> Challenge:
Transcribe all records exactly.

=====

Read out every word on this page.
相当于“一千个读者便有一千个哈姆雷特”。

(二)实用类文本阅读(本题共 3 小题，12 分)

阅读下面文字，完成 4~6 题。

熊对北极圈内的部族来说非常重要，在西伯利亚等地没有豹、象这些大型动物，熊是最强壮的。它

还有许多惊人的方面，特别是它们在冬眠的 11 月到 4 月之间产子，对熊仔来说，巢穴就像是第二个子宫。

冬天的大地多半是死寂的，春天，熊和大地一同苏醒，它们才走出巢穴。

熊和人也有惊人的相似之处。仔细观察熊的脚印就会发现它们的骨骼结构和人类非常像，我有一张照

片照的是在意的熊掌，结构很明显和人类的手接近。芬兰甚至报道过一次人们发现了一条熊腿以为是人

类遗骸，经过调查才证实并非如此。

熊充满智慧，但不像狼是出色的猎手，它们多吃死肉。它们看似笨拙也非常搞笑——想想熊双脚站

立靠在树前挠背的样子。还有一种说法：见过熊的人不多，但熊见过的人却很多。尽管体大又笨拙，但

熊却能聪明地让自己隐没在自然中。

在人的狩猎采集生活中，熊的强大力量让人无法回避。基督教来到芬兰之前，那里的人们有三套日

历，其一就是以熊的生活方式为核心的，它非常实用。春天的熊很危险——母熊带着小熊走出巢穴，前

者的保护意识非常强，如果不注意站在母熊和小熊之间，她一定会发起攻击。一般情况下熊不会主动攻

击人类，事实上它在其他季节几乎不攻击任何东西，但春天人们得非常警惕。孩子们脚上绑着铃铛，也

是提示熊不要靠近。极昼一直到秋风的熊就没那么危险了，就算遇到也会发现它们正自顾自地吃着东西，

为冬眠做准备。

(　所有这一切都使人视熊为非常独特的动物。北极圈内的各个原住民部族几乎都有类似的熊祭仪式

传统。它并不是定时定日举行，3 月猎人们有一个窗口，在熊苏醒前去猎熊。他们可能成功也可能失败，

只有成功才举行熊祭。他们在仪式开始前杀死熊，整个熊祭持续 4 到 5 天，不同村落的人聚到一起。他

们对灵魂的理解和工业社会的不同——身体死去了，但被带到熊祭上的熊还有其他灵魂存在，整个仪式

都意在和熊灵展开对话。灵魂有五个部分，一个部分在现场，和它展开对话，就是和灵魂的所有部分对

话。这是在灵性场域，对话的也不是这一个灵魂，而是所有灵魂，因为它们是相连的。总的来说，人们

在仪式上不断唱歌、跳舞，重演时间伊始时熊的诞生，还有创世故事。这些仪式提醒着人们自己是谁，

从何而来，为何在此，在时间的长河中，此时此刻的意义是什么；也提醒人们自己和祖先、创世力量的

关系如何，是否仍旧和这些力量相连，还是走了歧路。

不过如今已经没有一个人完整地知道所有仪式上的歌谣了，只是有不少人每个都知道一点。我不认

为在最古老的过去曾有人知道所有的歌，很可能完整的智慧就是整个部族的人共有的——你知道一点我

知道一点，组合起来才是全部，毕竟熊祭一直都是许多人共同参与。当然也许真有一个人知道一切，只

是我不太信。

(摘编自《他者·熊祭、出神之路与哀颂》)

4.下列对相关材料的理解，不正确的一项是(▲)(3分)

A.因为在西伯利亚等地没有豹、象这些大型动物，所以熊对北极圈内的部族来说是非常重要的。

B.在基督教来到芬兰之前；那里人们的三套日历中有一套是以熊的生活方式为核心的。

=====

> Finished answer:
Read out every word on this page.
相当于“一千个读者便有一千个哈姆雷特”。

(二)实用类文本阅读(本题共 3 小题，12 分)

阅读下面文字，完成 4~6 题。

熊对北极圈内的部族来说非常重要，在西伯利亚等地没有豹、象这些大型动物，熊是最强壮的。它

还有许多惊人的方面，特别是它们在冬眠的 11 月到 4 月之间产子，对熊仔来说，巢穴就像是第二个子宫。

冬天的大地多半是死寂的，春天，熊和大地一同苏醒，它们才走出巢穴。

熊和人也有惊人的相似之处。仔细观察熊的脚印就会发现它们的骨骼结构和人类非常像，我有一张照

片照的是在意的熊掌，结构很明显和人类的手接近。芬兰甚至报道过一次人们发现了一条熊腿以为是人

类遗骸，经过调查才证实并非如此。

熊充满智慧，但不像狼是出色的猎手，它们多吃死肉。它们看似笨拙也非常搞笑——想想熊双脚站

立靠在树前挠背的样子。还有一种说法：见过熊的人不多，但熊见过的人却很多。尽管体大又笨拙，但

熊却能聪明地让自己隐没在自然中。

在人的狩猎采集生活中，熊的强大力量让人无法回避。基督教来到芬兰之前，那里的人们有三套日

历，其一就是以熊的生活方式为核心的，它非常实用。春天的熊很危险——母熊带着小熊走出巢穴，前

者的保护意识非常强，如果不注意站在母熊和小熊之间，她一定会发起攻击。一般情况下熊不会主动攻

击人类，事实上它在其他季节几乎不攻击任何东西，但春天人们得非常警惕。孩子们脚上绑着铃铛，也

是提示熊不要靠近。极昼一直到秋风的熊就没那么危险了，就算遇到也会发现它们正自顾自地吃着东西，

为冬眠做准备。

(　所有这一切都使人视熊为非常独特的动物。北极圈内的各个原住民部族几乎都有类似的熊祭仪式

传统。它并不是定时定日举行，3 月猎人们有一个窗口，在熊苏醒前去猎熊。他们可能成功也可能失败，

只有成功才举行熊祭。他们在仪式开始前杀死熊，整个熊祭持续 4 到 5 天，不同村落的人聚到一起。他

们对灵魂的理解和工业社会的不同——身体死去了，但被带到熊祭上的熊还有其他灵魂存在，整个仪式

都意在和熊灵展开对话。灵魂有五个部分，一个部分在现场，和它展开对话，就是和灵魂的所有部分对

话。这是在灵性场域，对话的也不是这一个灵魂，而是所有灵魂，因为它们是相连的。总的来说，人们

在仪式上不断唱歌、跳舞，重演时间伊始时熊的诞生，还有创世故事。这些仪式提醒着人们自己是谁，

从何而来，为何在此，在时间的长河中，此时此刻的意义是什么；也提醒人们自己和祖先、创世力量的

关系如何，是否仍旧和这些力量相连，还是走了歧路。

不过如今已经没有一个人完整地知道所有仪式上的歌谣了，只是有不少人每个都知道一点。我不认

为在最古老的过去曾有人知道所有的歌，很可能完整的智慧就是整个部族的人共有的——你知道一点我

知道一点，组合起来才是全部，毕竟熊祭一直都是许多人共同参与。当然也许真有一个人知道一切，只

是我不太信。

(摘编自《他者·熊祭、出神之路与哀颂》)

4.下列对相关材料的理解，不正确的一项是(▲)(3分)

A.因为在西伯利亚等地没有豹、象这些大型动物，所以熊对北极圈内的部族来说是非常重要的。

B.在基督教来到芬兰之前；那里人们的三套日历中有一套是以熊的生活方式为核心的。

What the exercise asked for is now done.